**Source material**:

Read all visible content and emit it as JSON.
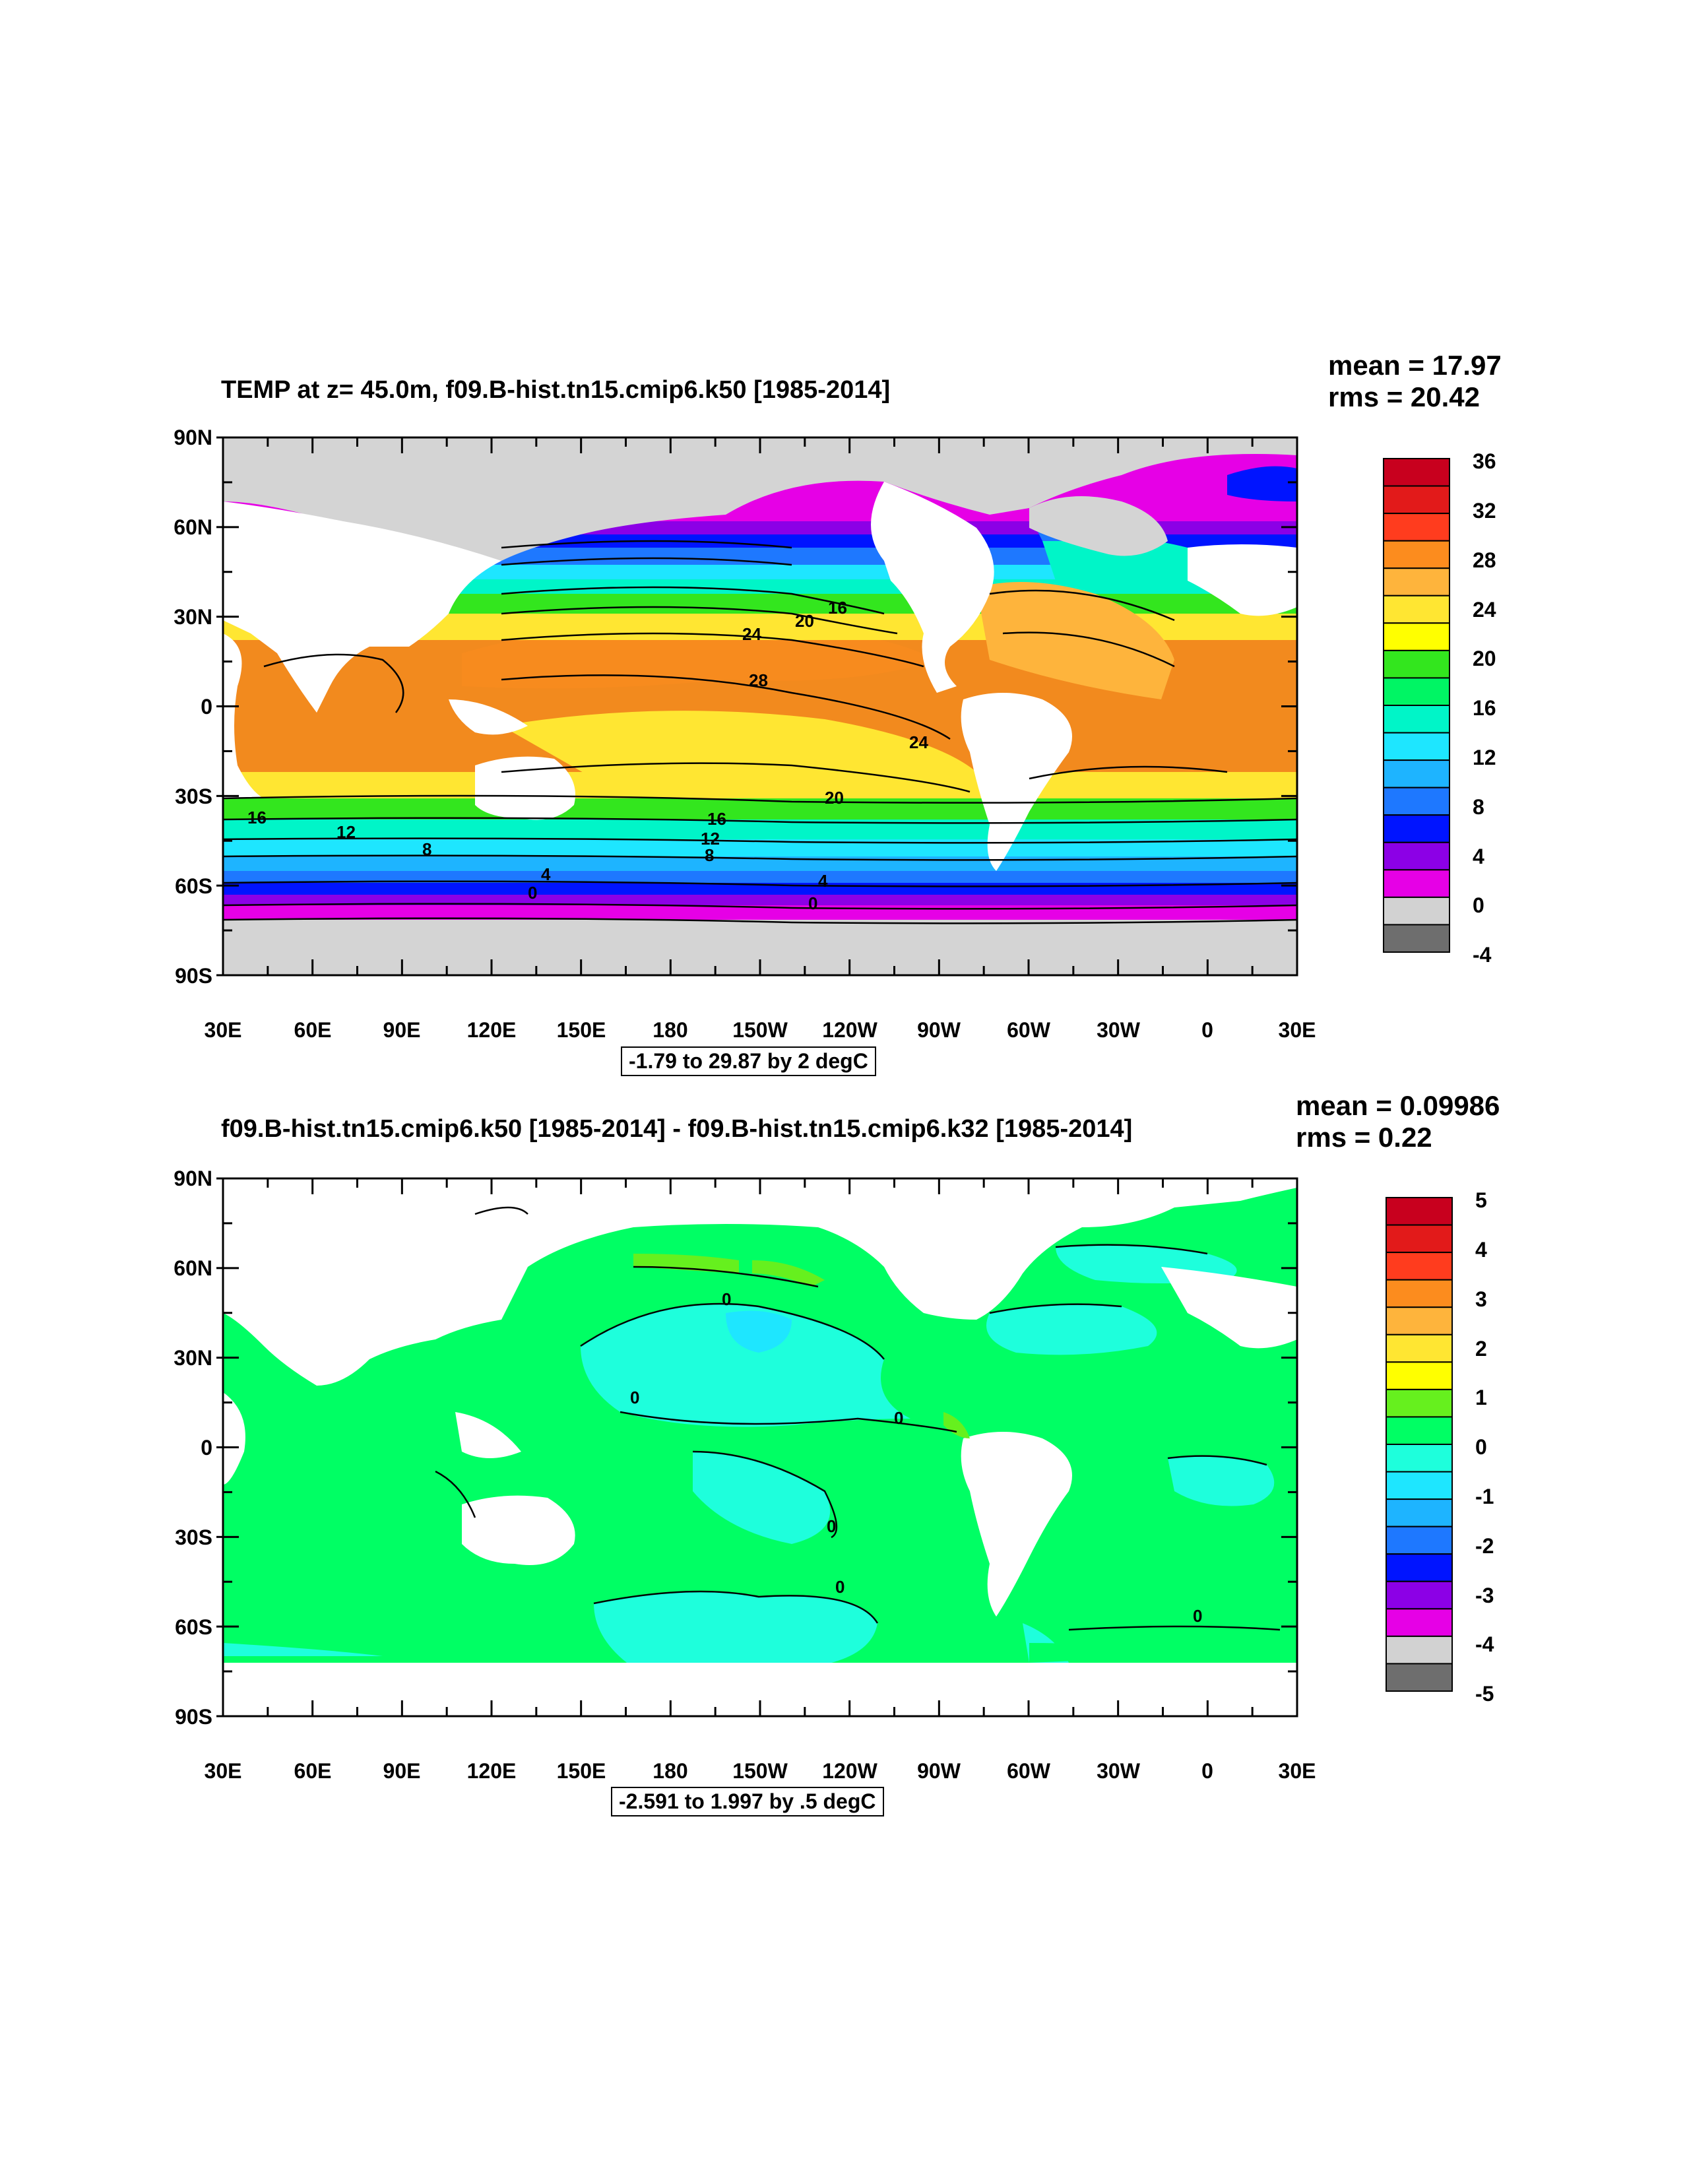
{
  "panels": [
    {
      "title": "TEMP at z=  45.0m, f09.B-hist.tn15.cmip6.k50 [1985-2014]",
      "mean_text": "mean = 17.97",
      "rms_text": "rms = 20.42",
      "range_text": "-1.79 to 29.87 by 2 degC",
      "colorbar_labels": [
        "36",
        "32",
        "28",
        "24",
        "20",
        "16",
        "12",
        "8",
        "4",
        "0",
        "-4"
      ],
      "contour_labels": [
        "16",
        "20",
        "24",
        "28",
        "24",
        "20",
        "16",
        "12",
        "8",
        "4",
        "0",
        "16",
        "12",
        "8",
        "4",
        "0"
      ]
    },
    {
      "title": "f09.B-hist.tn15.cmip6.k50 [1985-2014] - f09.B-hist.tn15.cmip6.k32 [1985-2014]",
      "mean_text": "mean = 0.09986",
      "rms_text": "rms = 0.22",
      "range_text": "-2.591 to 1.997 by .5 degC",
      "colorbar_labels": [
        "5",
        "4",
        "3",
        "2",
        "1",
        "0",
        "-1",
        "-2",
        "-3",
        "-4",
        "-5"
      ],
      "contour_labels": [
        "0",
        "0",
        "0",
        "0",
        "0",
        "0"
      ]
    }
  ],
  "axes": {
    "lat_ticks": [
      "90N",
      "60N",
      "30N",
      "0",
      "30S",
      "60S",
      "90S"
    ],
    "lon_ticks": [
      "30E",
      "60E",
      "90E",
      "120E",
      "150E",
      "180",
      "150W",
      "120W",
      "90W",
      "60W",
      "30W",
      "0",
      "30E"
    ]
  },
  "colors": {
    "land_top": "#d4d4d4",
    "land_bottom": "#ffffff",
    "colorbar_top": [
      "#c8001e",
      "#e21a1a",
      "#ff3c1e",
      "#fc8c1e",
      "#feb43c",
      "#ffe632",
      "#ffff00",
      "#33e61e",
      "#00f564",
      "#00f5c8",
      "#1ee6ff",
      "#1eb4ff",
      "#1e78ff",
      "#0014ff",
      "#8c00e6",
      "#e600e6",
      "#d2d2d2",
      "#6e6e6e"
    ],
    "colorbar_bottom": [
      "#c8001e",
      "#e21a1a",
      "#ff3c1e",
      "#fc8c1e",
      "#feb43c",
      "#ffe632",
      "#ffff00",
      "#66f01e",
      "#00ff64",
      "#1effdc",
      "#1ee6ff",
      "#1eb4ff",
      "#1e78ff",
      "#0014ff",
      "#8c00e6",
      "#e600e6",
      "#d2d2d2",
      "#6e6e6e"
    ]
  }
}
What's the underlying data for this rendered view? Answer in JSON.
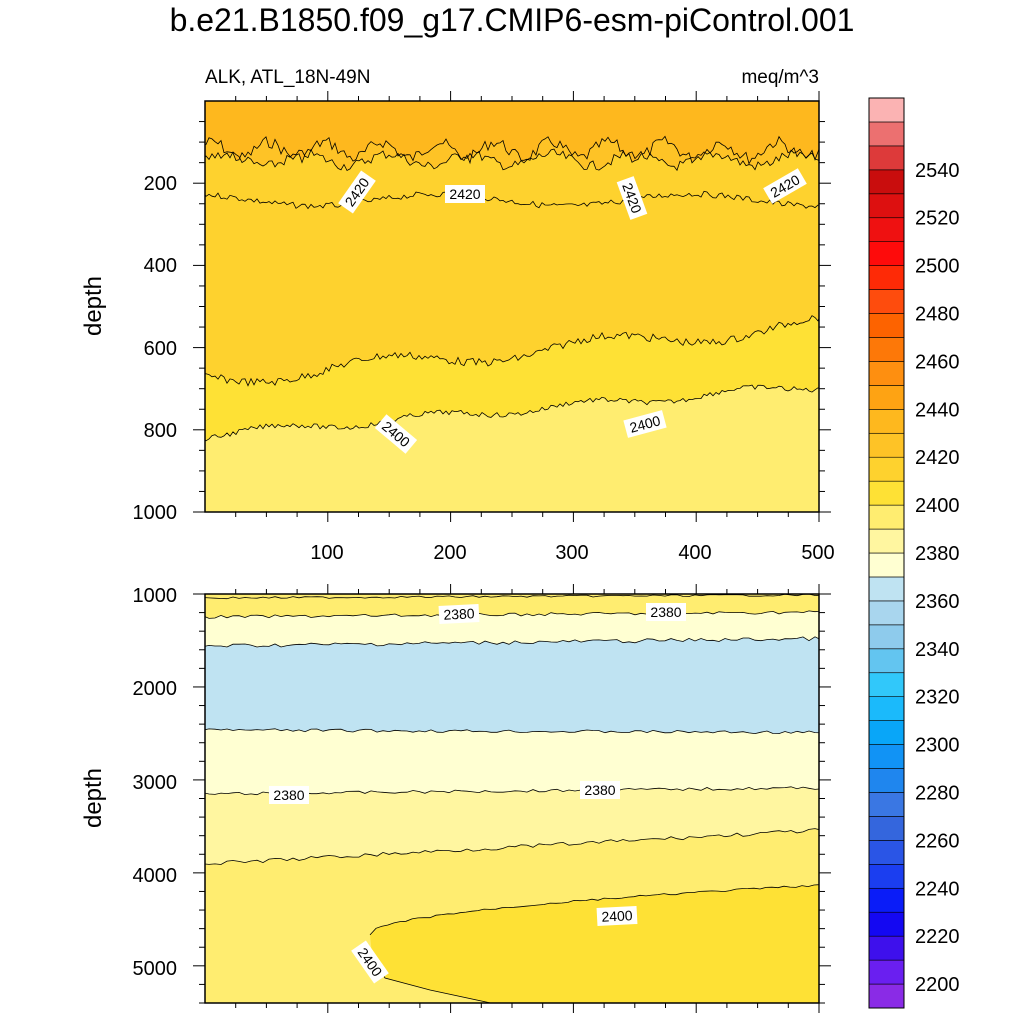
{
  "figure": {
    "title": "b.e21.B1850.f09_g17.CMIP6-esm-piControl.001",
    "left_string": "ALK, ATL_18N-49N",
    "right_string": "meq/m^3"
  },
  "chart_data": {
    "type": "contour",
    "variable": "ALK",
    "region": "ATL_18N-49N",
    "units": "meq/m^3",
    "x_range": [
      0,
      500
    ],
    "x_ticks": [
      "100",
      "200",
      "300",
      "400",
      "500"
    ],
    "colorbar": {
      "levels": [
        2200,
        2210,
        2220,
        2230,
        2240,
        2250,
        2260,
        2270,
        2280,
        2290,
        2300,
        2310,
        2320,
        2330,
        2340,
        2350,
        2360,
        2370,
        2380,
        2390,
        2400,
        2410,
        2420,
        2430,
        2440,
        2450,
        2460,
        2470,
        2480,
        2490,
        2500,
        2510,
        2520,
        2530,
        2540,
        2550
      ],
      "labels": [
        "2200",
        "2220",
        "2240",
        "2260",
        "2280",
        "2300",
        "2320",
        "2340",
        "2360",
        "2380",
        "2400",
        "2420",
        "2440",
        "2460",
        "2480",
        "2500",
        "2520",
        "2540"
      ],
      "colors": [
        "#8a2be6",
        "#6a1ff0",
        "#3e10ec",
        "#1408f2",
        "#0a1cf8",
        "#1b3ef0",
        "#2a55e6",
        "#3466dd",
        "#3a77e3",
        "#1f86ee",
        "#1193f5",
        "#09a6f8",
        "#1bbafb",
        "#31c8fa",
        "#63c5f0",
        "#8ecbec",
        "#a9d6ee",
        "#bfe3f2",
        "#ffffd2",
        "#fff6a0",
        "#ffed70",
        "#fee135",
        "#fed22e",
        "#fec326",
        "#feb81e",
        "#fea313",
        "#fe8f10",
        "#fd7808",
        "#fd6300",
        "#fe4c0d",
        "#fe2a06",
        "#fe0b0b",
        "#ef1111",
        "#dd1010",
        "#c90d0d",
        "#dd3a3a",
        "#ec7070",
        "#fbb3b3"
      ]
    },
    "panels": [
      {
        "name": "upper",
        "y_range": [
          0,
          1000
        ],
        "y_ticks": [
          "200",
          "400",
          "600",
          "800",
          "1000"
        ],
        "ylabel": "depth",
        "contour_labels": [
          "2420",
          "2420",
          "2420",
          "2420",
          "2400",
          "2400"
        ]
      },
      {
        "name": "lower",
        "y_range": [
          1000,
          5400
        ],
        "y_ticks": [
          "1000",
          "2000",
          "3000",
          "4000",
          "5000"
        ],
        "ylabel": "depth",
        "contour_labels": [
          "2380",
          "2380",
          "2380",
          "2380",
          "2400",
          "2400"
        ]
      }
    ]
  }
}
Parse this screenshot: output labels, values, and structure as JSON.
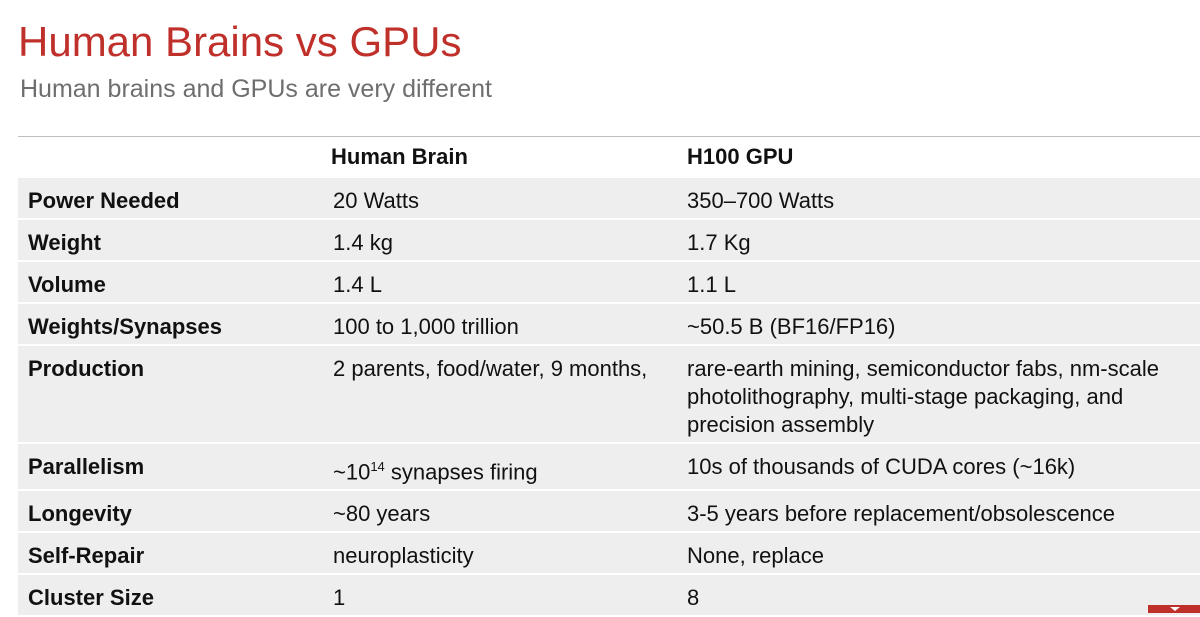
{
  "slide": {
    "title": "Human Brains vs GPUs",
    "subtitle": "Human brains and GPUs are very different"
  },
  "table": {
    "headers": [
      "",
      "Human Brain",
      "H100 GPU"
    ],
    "rows": [
      {
        "label": "Power Needed",
        "brain": "20 Watts",
        "gpu": "350–700 Watts"
      },
      {
        "label": "Weight",
        "brain": "1.4 kg",
        "gpu": "1.7 Kg"
      },
      {
        "label": "Volume",
        "brain": "1.4 L",
        "gpu": "1.1 L"
      },
      {
        "label": "Weights/Synapses",
        "brain": "100 to 1,000 trillion",
        "gpu": "~50.5 B (BF16/FP16)"
      },
      {
        "label": "Production",
        "brain": "2 parents, food/water, 9 months,",
        "gpu": "rare-earth mining, semiconductor fabs, nm-scale photolithography, multi-stage packaging, and precision assembly"
      },
      {
        "label": "Parallelism",
        "brain_prefix": "~10",
        "brain_exp": "14",
        "brain_suffix": " synapses firing",
        "gpu": "10s of thousands of CUDA cores (~16k)"
      },
      {
        "label": "Longevity",
        "brain": "~80 years",
        "gpu": "3-5 years before replacement/obsolescence"
      },
      {
        "label": "Self-Repair",
        "brain": "neuroplasticity",
        "gpu": "None, replace"
      },
      {
        "label": "Cluster Size",
        "brain": "1",
        "gpu": "8"
      }
    ]
  },
  "colors": {
    "accent": "#c0302b",
    "subtitle": "#6e6e6e",
    "row_background": "#eeeeee"
  }
}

**Stated exercise**: Omitting all images, print the listing exactly.

**Exercise solution**:
Read all visible content and emit it as JSON.
{
  "panels": [
    {
      "title": "TEMP at z=  45.0m, f09.B-hist.tn15.cmip6.k50 [1985-2014]",
      "mean_text": "mean = 17.97",
      "rms_text": "rms = 20.42",
      "range_text": "-1.79 to 29.87 by 2 degC",
      "colorbar_labels": [
        "36",
        "32",
        "28",
        "24",
        "20",
        "16",
        "12",
        "8",
        "4",
        "0",
        "-4"
      ],
      "contour_labels": [
        "16",
        "20",
        "24",
        "28",
        "24",
        "20",
        "16",
        "12",
        "8",
        "4",
        "0",
        "16",
        "12",
        "8",
        "4",
        "0"
      ]
    },
    {
      "title": "f09.B-hist.tn15.cmip6.k50 [1985-2014] - f09.B-hist.tn15.cmip6.k32 [1985-2014]",
      "mean_text": "mean = 0.09986",
      "rms_text": "rms = 0.22",
      "range_text": "-2.591 to 1.997 by .5 degC",
      "colorbar_labels": [
        "5",
        "4",
        "3",
        "2",
        "1",
        "0",
        "-1",
        "-2",
        "-3",
        "-4",
        "-5"
      ],
      "contour_labels": [
        "0",
        "0",
        "0",
        "0",
        "0",
        "0"
      ]
    }
  ],
  "axes": {
    "lat_ticks": [
      "90N",
      "60N",
      "30N",
      "0",
      "30S",
      "60S",
      "90S"
    ],
    "lon_ticks": [
      "30E",
      "60E",
      "90E",
      "120E",
      "150E",
      "180",
      "150W",
      "120W",
      "90W",
      "60W",
      "30W",
      "0",
      "30E"
    ]
  },
  "colors": {
    "land_top": "#d4d4d4",
    "land_bottom": "#ffffff",
    "colorbar_top": [
      "#c8001e",
      "#e21a1a",
      "#ff3c1e",
      "#fc8c1e",
      "#feb43c",
      "#ffe632",
      "#ffff00",
      "#33e61e",
      "#00f564",
      "#00f5c8",
      "#1ee6ff",
      "#1eb4ff",
      "#1e78ff",
      "#0014ff",
      "#8c00e6",
      "#e600e6",
      "#d2d2d2",
      "#6e6e6e"
    ],
    "colorbar_bottom": [
      "#c8001e",
      "#e21a1a",
      "#ff3c1e",
      "#fc8c1e",
      "#feb43c",
      "#ffe632",
      "#ffff00",
      "#66f01e",
      "#00ff64",
      "#1effdc",
      "#1ee6ff",
      "#1eb4ff",
      "#1e78ff",
      "#0014ff",
      "#8c00e6",
      "#e600e6",
      "#d2d2d2",
      "#6e6e6e"
    ]
  }
}
What's the underlying data for this rendered view? Answer in JSON.
{
  "figure": {
    "title": "b.e21.B1850.f09_g17.CMIP6-esm-piControl.001",
    "left_string": "ALK, ATL_18N-49N",
    "right_string": "meq/m^3"
  },
  "chart_data": {
    "type": "contour",
    "variable": "ALK",
    "region": "ATL_18N-49N",
    "units": "meq/m^3",
    "x_range": [
      0,
      500
    ],
    "x_ticks": [
      "100",
      "200",
      "300",
      "400",
      "500"
    ],
    "colorbar": {
      "levels": [
        2200,
        2210,
        2220,
        2230,
        2240,
        2250,
        2260,
        2270,
        2280,
        2290,
        2300,
        2310,
        2320,
        2330,
        2340,
        2350,
        2360,
        2370,
        2380,
        2390,
        2400,
        2410,
        2420,
        2430,
        2440,
        2450,
        2460,
        2470,
        2480,
        2490,
        2500,
        2510,
        2520,
        2530,
        2540,
        2550
      ],
      "labels": [
        "2200",
        "2220",
        "2240",
        "2260",
        "2280",
        "2300",
        "2320",
        "2340",
        "2360",
        "2380",
        "2400",
        "2420",
        "2440",
        "2460",
        "2480",
        "2500",
        "2520",
        "2540"
      ],
      "colors": [
        "#8a2be6",
        "#6a1ff0",
        "#3e10ec",
        "#1408f2",
        "#0a1cf8",
        "#1b3ef0",
        "#2a55e6",
        "#3466dd",
        "#3a77e3",
        "#1f86ee",
        "#1193f5",
        "#09a6f8",
        "#1bbafb",
        "#31c8fa",
        "#63c5f0",
        "#8ecbec",
        "#a9d6ee",
        "#bfe3f2",
        "#ffffd2",
        "#fff6a0",
        "#ffed70",
        "#fee135",
        "#fed22e",
        "#fec326",
        "#feb81e",
        "#fea313",
        "#fe8f10",
        "#fd7808",
        "#fd6300",
        "#fe4c0d",
        "#fe2a06",
        "#fe0b0b",
        "#ef1111",
        "#dd1010",
        "#c90d0d",
        "#dd3a3a",
        "#ec7070",
        "#fbb3b3"
      ]
    },
    "panels": [
      {
        "name": "upper",
        "y_range": [
          0,
          1000
        ],
        "y_ticks": [
          "200",
          "400",
          "600",
          "800",
          "1000"
        ],
        "ylabel": "depth",
        "contour_labels": [
          "2420",
          "2420",
          "2420",
          "2420",
          "2400",
          "2400"
        ]
      },
      {
        "name": "lower",
        "y_range": [
          1000,
          5400
        ],
        "y_ticks": [
          "1000",
          "2000",
          "3000",
          "4000",
          "5000"
        ],
        "ylabel": "depth",
        "contour_labels": [
          "2380",
          "2380",
          "2380",
          "2380",
          "2400",
          "2400"
        ]
      }
    ]
  }
}
Parse this screenshot: output labels, values, and structure as JSON.
{
  "slide": {
    "title": "Human Brains vs GPUs",
    "subtitle": "Human brains and GPUs are very different"
  },
  "table": {
    "headers": [
      "",
      "Human Brain",
      "H100 GPU"
    ],
    "rows": [
      {
        "label": "Power Needed",
        "brain": "20 Watts",
        "gpu": "350–700 Watts"
      },
      {
        "label": "Weight",
        "brain": "1.4 kg",
        "gpu": "1.7 Kg"
      },
      {
        "label": "Volume",
        "brain": "1.4 L",
        "gpu": "1.1 L"
      },
      {
        "label": "Weights/Synapses",
        "brain": "100 to 1,000 trillion",
        "gpu": "~50.5 B (BF16/FP16)"
      },
      {
        "label": "Production",
        "brain": "2 parents, food/water, 9 months,",
        "gpu": "rare-earth mining, semiconductor fabs, nm-scale photolithography, multi-stage packaging, and precision assembly"
      },
      {
        "label": "Parallelism",
        "brain_prefix": "~10",
        "brain_exp": "14",
        "brain_suffix": " synapses firing",
        "gpu": "10s of thousands of CUDA cores (~16k)"
      },
      {
        "label": "Longevity",
        "brain": "~80 years",
        "gpu": "3-5 years before replacement/obsolescence"
      },
      {
        "label": "Self-Repair",
        "brain": "neuroplasticity",
        "gpu": "None, replace"
      },
      {
        "label": "Cluster Size",
        "brain": "1",
        "gpu": "8"
      }
    ]
  },
  "colors": {
    "accent": "#c0302b",
    "subtitle": "#6e6e6e",
    "row_background": "#eeeeee"
  }
}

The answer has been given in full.